#### [What to do]
Comb the records below for the string "suffix" and copy each line where it turns up.
Segment Start: Provided entries
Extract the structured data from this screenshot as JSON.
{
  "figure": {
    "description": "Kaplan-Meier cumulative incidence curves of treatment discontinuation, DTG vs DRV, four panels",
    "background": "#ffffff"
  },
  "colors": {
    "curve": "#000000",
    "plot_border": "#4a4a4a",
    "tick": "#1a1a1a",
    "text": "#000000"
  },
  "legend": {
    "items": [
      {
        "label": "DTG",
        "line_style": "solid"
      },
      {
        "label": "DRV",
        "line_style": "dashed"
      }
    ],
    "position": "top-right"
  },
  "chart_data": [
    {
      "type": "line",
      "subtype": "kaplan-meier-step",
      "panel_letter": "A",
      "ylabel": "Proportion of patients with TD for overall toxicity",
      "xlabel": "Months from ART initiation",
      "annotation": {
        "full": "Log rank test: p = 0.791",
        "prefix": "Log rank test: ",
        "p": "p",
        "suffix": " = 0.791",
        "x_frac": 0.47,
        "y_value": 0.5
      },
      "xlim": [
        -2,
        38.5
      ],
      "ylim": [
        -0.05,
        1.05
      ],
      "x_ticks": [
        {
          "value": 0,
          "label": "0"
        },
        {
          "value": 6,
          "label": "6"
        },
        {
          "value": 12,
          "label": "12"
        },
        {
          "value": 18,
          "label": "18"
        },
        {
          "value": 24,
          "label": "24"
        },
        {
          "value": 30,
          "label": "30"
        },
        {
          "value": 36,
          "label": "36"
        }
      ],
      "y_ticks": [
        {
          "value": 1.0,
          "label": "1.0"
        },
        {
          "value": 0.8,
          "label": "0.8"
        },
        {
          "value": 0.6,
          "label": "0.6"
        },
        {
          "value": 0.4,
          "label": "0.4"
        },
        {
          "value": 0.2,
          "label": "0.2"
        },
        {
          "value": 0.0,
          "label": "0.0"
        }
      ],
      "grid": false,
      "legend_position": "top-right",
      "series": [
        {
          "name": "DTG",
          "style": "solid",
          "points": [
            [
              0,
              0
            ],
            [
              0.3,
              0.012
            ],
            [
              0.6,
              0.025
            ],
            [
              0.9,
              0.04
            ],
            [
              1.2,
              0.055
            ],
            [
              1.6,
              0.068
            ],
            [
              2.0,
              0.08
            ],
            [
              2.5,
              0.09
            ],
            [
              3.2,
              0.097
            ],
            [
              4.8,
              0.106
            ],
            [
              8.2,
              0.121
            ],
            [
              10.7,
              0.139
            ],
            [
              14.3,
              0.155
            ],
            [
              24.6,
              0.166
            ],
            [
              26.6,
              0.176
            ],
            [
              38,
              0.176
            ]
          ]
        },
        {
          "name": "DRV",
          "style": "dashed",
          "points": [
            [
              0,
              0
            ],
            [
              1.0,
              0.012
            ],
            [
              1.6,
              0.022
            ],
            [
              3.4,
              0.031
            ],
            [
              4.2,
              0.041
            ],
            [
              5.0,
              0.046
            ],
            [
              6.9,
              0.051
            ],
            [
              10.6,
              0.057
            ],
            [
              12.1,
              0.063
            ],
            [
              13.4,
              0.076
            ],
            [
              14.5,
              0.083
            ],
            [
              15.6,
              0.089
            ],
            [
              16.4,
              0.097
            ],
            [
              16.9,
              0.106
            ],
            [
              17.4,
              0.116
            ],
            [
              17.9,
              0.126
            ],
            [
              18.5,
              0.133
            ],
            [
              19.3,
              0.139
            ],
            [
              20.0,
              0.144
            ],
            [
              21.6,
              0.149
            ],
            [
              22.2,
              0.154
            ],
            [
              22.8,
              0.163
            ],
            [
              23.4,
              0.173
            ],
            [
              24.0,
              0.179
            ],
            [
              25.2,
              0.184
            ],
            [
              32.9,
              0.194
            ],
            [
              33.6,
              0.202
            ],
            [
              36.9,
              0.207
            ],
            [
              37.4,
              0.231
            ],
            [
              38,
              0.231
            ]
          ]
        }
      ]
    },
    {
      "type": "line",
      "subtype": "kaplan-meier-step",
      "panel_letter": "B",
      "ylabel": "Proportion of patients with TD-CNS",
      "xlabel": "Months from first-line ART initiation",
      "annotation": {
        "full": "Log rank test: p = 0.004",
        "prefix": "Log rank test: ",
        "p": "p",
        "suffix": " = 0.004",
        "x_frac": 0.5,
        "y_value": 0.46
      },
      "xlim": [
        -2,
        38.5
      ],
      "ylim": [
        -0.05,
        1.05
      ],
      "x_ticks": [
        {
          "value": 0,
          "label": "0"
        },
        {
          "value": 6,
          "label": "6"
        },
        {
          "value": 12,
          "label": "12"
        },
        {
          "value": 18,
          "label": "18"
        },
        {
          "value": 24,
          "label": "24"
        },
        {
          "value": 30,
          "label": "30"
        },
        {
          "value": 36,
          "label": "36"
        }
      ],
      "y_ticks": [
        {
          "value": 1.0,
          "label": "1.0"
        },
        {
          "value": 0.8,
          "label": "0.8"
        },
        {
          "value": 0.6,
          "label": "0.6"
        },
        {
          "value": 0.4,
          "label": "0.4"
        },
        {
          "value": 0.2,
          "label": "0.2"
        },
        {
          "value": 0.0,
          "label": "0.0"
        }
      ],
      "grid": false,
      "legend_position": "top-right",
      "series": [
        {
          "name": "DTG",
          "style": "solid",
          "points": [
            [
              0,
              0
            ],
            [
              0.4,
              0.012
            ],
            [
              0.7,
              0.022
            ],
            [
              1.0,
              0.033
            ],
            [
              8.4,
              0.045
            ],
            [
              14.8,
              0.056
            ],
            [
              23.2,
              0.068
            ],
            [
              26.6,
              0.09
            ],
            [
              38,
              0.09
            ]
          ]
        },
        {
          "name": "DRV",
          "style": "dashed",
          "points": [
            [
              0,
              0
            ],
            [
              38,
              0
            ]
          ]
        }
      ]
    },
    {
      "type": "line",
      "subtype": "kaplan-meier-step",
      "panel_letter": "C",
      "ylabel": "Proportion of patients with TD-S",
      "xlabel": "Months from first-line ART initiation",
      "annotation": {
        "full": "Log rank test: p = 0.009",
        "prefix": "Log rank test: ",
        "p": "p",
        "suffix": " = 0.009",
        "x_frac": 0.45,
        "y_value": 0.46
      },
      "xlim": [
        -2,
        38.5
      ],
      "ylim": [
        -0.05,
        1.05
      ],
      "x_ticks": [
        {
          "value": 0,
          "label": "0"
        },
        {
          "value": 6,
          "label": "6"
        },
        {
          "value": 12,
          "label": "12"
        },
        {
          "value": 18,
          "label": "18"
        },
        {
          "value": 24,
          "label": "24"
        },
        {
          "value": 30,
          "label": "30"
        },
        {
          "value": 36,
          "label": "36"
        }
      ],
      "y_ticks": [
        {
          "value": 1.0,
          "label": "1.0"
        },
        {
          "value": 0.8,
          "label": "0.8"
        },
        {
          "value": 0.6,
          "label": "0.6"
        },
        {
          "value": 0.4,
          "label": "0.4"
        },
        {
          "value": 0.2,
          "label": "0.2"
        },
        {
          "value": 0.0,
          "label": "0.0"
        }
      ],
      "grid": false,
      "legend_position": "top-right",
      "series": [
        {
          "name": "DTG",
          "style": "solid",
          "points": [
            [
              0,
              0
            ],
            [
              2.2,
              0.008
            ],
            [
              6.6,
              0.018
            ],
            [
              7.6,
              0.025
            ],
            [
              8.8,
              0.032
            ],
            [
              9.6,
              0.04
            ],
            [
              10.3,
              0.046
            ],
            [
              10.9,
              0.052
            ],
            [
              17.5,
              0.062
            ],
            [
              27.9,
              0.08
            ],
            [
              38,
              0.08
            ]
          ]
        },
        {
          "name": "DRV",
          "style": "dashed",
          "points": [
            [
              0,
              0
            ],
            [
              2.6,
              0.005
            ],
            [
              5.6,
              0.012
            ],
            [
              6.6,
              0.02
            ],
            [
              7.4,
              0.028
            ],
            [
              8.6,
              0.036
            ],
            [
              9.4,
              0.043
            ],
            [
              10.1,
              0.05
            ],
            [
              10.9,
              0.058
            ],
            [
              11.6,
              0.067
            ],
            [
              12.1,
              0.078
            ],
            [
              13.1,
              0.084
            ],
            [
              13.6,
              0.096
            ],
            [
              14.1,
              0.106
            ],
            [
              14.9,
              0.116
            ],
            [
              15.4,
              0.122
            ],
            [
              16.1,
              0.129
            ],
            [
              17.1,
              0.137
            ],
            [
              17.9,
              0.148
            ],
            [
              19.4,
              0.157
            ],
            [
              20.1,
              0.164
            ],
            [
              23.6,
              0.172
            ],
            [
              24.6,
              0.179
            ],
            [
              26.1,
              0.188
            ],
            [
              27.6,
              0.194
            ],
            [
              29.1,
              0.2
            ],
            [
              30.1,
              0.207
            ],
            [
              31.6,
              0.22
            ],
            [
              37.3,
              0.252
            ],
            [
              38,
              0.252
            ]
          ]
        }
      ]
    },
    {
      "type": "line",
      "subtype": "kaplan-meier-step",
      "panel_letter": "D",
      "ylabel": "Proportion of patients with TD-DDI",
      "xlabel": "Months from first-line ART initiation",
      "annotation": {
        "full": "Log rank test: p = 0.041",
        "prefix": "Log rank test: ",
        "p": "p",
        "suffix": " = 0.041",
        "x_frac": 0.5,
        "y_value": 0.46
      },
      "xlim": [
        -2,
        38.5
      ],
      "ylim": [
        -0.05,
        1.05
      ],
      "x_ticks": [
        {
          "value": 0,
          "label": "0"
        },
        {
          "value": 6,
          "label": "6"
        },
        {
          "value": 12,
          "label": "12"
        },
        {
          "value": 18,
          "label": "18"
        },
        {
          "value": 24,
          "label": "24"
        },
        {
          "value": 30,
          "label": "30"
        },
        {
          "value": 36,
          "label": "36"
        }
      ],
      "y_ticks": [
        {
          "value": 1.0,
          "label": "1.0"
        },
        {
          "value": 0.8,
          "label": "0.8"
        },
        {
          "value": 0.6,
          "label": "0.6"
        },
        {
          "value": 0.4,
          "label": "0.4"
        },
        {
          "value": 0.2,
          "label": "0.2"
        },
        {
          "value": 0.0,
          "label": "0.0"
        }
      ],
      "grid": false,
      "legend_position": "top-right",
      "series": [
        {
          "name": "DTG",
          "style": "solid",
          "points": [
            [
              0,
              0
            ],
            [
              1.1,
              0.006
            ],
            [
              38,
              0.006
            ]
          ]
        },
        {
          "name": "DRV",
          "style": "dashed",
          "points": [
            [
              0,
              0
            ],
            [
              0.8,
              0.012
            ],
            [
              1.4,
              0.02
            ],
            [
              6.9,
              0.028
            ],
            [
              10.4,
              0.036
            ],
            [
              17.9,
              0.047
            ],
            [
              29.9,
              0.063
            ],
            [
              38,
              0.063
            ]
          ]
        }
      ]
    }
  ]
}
Segment End: Provided entries
#### [Written response]
        "suffix": " = 0.791",
        "suffix": " = 0.004",
        "suffix": " = 0.009",
        "suffix": " = 0.041",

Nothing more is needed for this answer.